-------- INPUT MATERIAL --------

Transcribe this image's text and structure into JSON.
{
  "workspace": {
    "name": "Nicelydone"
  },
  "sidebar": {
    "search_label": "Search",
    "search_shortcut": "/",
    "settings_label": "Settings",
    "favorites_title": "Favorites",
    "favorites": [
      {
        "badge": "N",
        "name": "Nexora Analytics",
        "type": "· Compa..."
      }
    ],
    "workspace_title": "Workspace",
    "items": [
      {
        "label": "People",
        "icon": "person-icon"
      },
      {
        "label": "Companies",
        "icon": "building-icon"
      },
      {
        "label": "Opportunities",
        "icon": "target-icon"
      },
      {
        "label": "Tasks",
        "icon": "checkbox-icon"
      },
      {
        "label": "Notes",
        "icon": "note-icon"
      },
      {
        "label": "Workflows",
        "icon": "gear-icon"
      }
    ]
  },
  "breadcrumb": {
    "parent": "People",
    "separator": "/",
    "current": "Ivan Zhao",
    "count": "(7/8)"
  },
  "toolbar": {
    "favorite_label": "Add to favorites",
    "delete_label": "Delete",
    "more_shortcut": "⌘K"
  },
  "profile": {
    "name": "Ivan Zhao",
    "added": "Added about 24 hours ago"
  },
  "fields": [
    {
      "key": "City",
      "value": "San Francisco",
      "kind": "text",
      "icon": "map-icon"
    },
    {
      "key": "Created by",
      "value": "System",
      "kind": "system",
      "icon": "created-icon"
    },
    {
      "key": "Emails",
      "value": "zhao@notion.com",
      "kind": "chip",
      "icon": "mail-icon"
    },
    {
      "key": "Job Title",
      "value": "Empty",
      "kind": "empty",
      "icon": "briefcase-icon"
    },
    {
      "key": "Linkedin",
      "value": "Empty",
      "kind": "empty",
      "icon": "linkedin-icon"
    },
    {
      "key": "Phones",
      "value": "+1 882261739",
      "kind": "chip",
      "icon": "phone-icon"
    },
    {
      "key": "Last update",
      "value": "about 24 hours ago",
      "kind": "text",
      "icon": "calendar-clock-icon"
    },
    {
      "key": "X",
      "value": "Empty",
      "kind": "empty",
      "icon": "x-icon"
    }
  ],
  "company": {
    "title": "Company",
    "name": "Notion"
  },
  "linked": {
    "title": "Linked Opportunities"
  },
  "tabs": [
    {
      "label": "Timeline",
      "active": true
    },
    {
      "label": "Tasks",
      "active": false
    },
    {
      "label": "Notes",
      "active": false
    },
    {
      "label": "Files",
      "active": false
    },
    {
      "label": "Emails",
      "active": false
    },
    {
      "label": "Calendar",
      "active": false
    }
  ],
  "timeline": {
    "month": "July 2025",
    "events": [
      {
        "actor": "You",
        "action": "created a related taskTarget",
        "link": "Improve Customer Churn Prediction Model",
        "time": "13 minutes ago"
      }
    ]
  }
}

--------

WRITTEN REQUEST: Repeat each entry word for word.

ANSWER IN FULL:
Transcribe this image's text and structure into JSON.
{
  "workspace": {
    "name": "Nicelydone"
  },
  "sidebar": {
    "search_label": "Search",
    "search_shortcut": "/",
    "settings_label": "Settings",
    "favorites_title": "Favorites",
    "favorites": [
      {
        "badge": "N",
        "name": "Nexora Analytics",
        "type": "· Compa..."
      }
    ],
    "workspace_title": "Workspace",
    "items": [
      {
        "label": "People",
        "icon": "person-icon"
      },
      {
        "label": "Companies",
        "icon": "building-icon"
      },
      {
        "label": "Opportunities",
        "icon": "target-icon"
      },
      {
        "label": "Tasks",
        "icon": "checkbox-icon"
      },
      {
        "label": "Notes",
        "icon": "note-icon"
      },
      {
        "label": "Workflows",
        "icon": "gear-icon"
      }
    ]
  },
  "breadcrumb": {
    "parent": "People",
    "separator": "/",
    "current": "Ivan Zhao",
    "count": "(7/8)"
  },
  "toolbar": {
    "favorite_label": "Add to favorites",
    "delete_label": "Delete",
    "more_shortcut": "⌘K"
  },
  "profile": {
    "name": "Ivan Zhao",
    "added": "Added about 24 hours ago"
  },
  "fields": [
    {
      "key": "City",
      "value": "San Francisco",
      "kind": "text",
      "icon": "map-icon"
    },
    {
      "key": "Created by",
      "value": "System",
      "kind": "system",
      "icon": "created-icon"
    },
    {
      "key": "Emails",
      "value": "zhao@notion.com",
      "kind": "chip",
      "icon": "mail-icon"
    },
    {
      "key": "Job Title",
      "value": "Empty",
      "kind": "empty",
      "icon": "briefcase-icon"
    },
    {
      "key": "Linkedin",
      "value": "Empty",
      "kind": "empty",
      "icon": "linkedin-icon"
    },
    {
      "key": "Phones",
      "value": "+1 882261739",
      "kind": "chip",
      "icon": "phone-icon"
    },
    {
      "key": "Last update",
      "value": "about 24 hours ago",
      "kind": "text",
      "icon": "calendar-clock-icon"
    },
    {
      "key": "X",
      "value": "Empty",
      "kind": "empty",
      "icon": "x-icon"
    }
  ],
  "company": {
    "title": "Company",
    "name": "Notion"
  },
  "linked": {
    "title": "Linked Opportunities"
  },
  "tabs": [
    {
      "label": "Timeline",
      "active": true
    },
    {
      "label": "Tasks",
      "active": false
    },
    {
      "label": "Notes",
      "active": false
    },
    {
      "label": "Files",
      "active": false
    },
    {
      "label": "Emails",
      "active": false
    },
    {
      "label": "Calendar",
      "active": false
    }
  ],
  "timeline": {
    "month": "July 2025",
    "events": [
      {
        "actor": "You",
        "action": "created a related taskTarget",
        "link": "Improve Customer Churn Prediction Model",
        "time": "13 minutes ago"
      }
    ]
  }
}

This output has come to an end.